» **課題の目的**
中板橋のレトロ酒場「三本杉」と店主の伏見直樹さんを訪ねた文章を、最後の文の後から書き継いでください。

» **提示文**
════════════════════

誰にでも秘密はあります。たとえば、故郷などないような顔をしている酒場の人たちにも、きっと。おいしいごはんとお酒に緩んだ、その口元から溢れる、あなたの秘密を教えてくれませんか……。
伝説のジゴロは今
「ジゴロ」というフランスの概念を日本に普及させた人物がいます。
17歳で夜の世界に身を投じ、新宿・歌舞伎町にある「愛」本店でナンバーワンホストに登りつめると、自らをジゴロと名乗り、独立して「新宿ジゴロ」「バイオレンス・ジゴロ」など、次々と店をオープンしては成功させていきました。80年代には“億を貢がせた男”としてマスコミを賑わせ、ジゴロの概念を体現してみせたのです。
男の名を伏見直樹と言います。
2012年、彼はそれまで経営していた雀荘をたたみ、「全国のパワースポットと戦う旅」に出ました。その参考動画を見てみましょう。
DVDブック『ジゴロvs.パワースポット』(東京キララ社)より
そして2015年、還暦を迎える伏見さんは旅から戻り、東京は中板橋にお店を構えているそうです。
東京・中板橋の磁場、レトロ酒場「三本杉」
中板橋へは、初めて来ました。駅前のコンビニが、やけにがらんと光っています。どの道も広くフラットな町で、てくてく歩いていくと、妙な雑居ビルがありました。周辺にも居酒屋やスナックの看板がぽつぽつと光っていますが、いっとう胸がざわざわするのです。地図を見直すまでもなく、伏見直樹さんのいるビルだと確信していました。
細い階段を上がり、鏡張りの廊下の先に、レトロ酒場「三本杉」の扉はあります。
思い切ってぐっと押すと、威勢のいい声が聞こえてきました。
8席ほどの店内を「はい、喜んで!」と、厨房と客席を往復する店主の姿が見えます。
その店主こそ、伏見直樹さんご本人です。
店内はパワースポットと戦いながら全国をまわった際に、大分県の越後高田で収集したレトログッズに溢れています。店の固定電話は黒電話で、私は初めて黒電話から自分のケータイに電話をかけました。中でも目を惹くお手洗いのドアには、特殊漫画家の根本敬先生が開店してすぐにペイントした「イイ顔」のおじさんが懸命に走っています。
天井には神棚のように小さな棚があって、漫画誌『ガロ』をはじめ根本敬先生の書籍がぎっしり並んでいました。伏見さんと根本さんは互いに「先生」と呼び合う仲。そう、ここ「三本杉」には磁場があります。
他人の家に来たようで、やや緊張して座っていると、がつんと料理が出てきました。手の込んだお通しと、ラーメンかと思うほど大きいどんぶりにはいった三平汁です。
「三本杉」のメニューはすべて300円に設定されていて、この三平汁とお通しとお酒を併せて、ひとり900円です。や、安い……。
あたかもお酒のためにあるかのようなお通し。鮭の白子などを使っているそうです。
怒濤のカラオケ大会がスタート
唐突にカラオケが始まりました。

════════════════════

» **抜粋した行**
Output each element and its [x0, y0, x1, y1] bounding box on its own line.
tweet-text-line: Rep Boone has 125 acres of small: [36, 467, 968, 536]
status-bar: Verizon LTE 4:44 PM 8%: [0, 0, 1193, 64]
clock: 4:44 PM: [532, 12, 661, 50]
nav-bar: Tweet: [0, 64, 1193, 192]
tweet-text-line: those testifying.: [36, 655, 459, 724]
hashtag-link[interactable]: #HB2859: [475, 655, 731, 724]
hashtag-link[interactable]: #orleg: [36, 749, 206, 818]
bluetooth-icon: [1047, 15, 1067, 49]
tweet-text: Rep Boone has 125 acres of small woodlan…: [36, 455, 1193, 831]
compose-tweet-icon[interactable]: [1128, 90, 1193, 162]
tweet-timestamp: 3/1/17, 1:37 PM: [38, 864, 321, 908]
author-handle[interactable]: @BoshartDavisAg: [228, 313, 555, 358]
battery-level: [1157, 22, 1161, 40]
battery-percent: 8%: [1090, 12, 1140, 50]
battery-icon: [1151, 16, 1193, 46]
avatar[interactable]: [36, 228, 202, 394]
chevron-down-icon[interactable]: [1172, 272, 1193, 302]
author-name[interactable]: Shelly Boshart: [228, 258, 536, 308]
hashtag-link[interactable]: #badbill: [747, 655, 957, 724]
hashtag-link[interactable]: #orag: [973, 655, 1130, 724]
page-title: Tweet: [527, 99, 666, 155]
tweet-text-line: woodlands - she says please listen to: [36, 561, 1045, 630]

════════════════════

» **最終回答**
まずは中国から日本に来て十数年、エミさん。
歌うは彼女の十八番、北野まち子『あかね空』。
新宿の遊び友達こと塚田ひろみさんによる、三月ゆか『ハイボールな恋をして』。
男性の常連さんも。井上陽水『傘がない』。
小さなミラーボールと赤提灯が光る店内から、電子ドラムまで飛び出して、お店の看板娘であり、プロ歌手の岡村奈奈さんが自身のオリジナル曲『三本杉』を演奏しながら歌いはじめました。
ど迫力!
1曲ずつ感想を求められる筆者。
さっきまでお酒を作っていた伏見直樹さんがふいに登場して、秋本順子『ROSE』を熱唱。
店が壊れそうなほど全身全霊でパフォーマンスをするので、一同、度肝をぬかれた後、心を奪われました。
いつでも全力! 伝説のジゴロのいま!
伏見さんがいると、みんなが仲良くなります。
傍観していた私たちも、伏見さんから1曲ずつ歌うように勧められ、照れながら歌っていると、店内のすみっこで電気のスイッチを手動でパチパチして、ストロボをつくってくれていました。これがプロのおもてなしかぁ……!
筆者は太田裕美『木綿のハンカチーフ』
クレイジーケンバンドの『せぷてんばぁ』を歌うM編集。
カメラマンの沼田学さんが南佳孝を歌った途端、岡村奈奈さんが覚醒!
ひと通りみんなが歌い終わると、伏見さんがマイクを通して叫びました。
「これがサブカルチャーです!」
これがサブカルチャーかあ……!「サブカルチャーとは、自由です」と伏見さんは言います。そこには揶揄や議論が入る余地はありませんでした。
伝説のジゴロが明かすヒミツとは
ここで、伝説のジゴロのヒミツを聞いてみましょう。伏見さんだけが知るヒミツ、教えてください。
「これからの時代は、男も料理しなきゃだよ。ホストも料理、料理!」
これが伏見直樹さんのヒミツです。手の込んだお通しも、三平汁も伏見直樹さんが作ったものでした。ジゴロ時代から、女性には自ら料理を振る舞っていたそうです。それが伏見直樹さんの男としての秘訣であり、ヒミツでした。
「料理の要はなんといっても塩です」と伏見さん。
このお店を開くまで「白い悪魔」と戦っていました。白い悪魔とは「一目でそれとわかる黒い悪魔以上に厄介な存在」であり、具体的にはアブない薬品や、タバコの煙、光化学スモッグ、白いウェディングドレスの女詐欺師などを指すそうです。そして伏見さんは「白い悪魔を倒すには白しかない」と断言。こだわりの塩が白い悪魔を制すのだと。「三本杉」で使われている塩は、白粉のようにさらさらと細かいものでした。
伏見さんは水商売のプロであり、生粋のエンターテイナーです。持ち前のサービス精神を毎晩最大限に発揮しています。近所にカラオケ店を構えているというお父さんから「若いうちからこんなところへ来れて良いねえ」と耳打ちしてくれました。横ではえみさんが台湾語で歌っています。
歌い終えると、なぜか握手攻めにあってしまい、
最後はみなさんと記念写真!
お店を出た瞬間、遊園地から放り出されたような気持ちになりました。充足感とうら寂しさと、それから、いつでもこの場所が世界にはあるという安心感です。
参考文献:『ジゴロ vs.パワースポット』(東京キララ社)
撮影:沼田学
今夜の一品
伏見直樹さんの故郷、北海道の味「三平汁」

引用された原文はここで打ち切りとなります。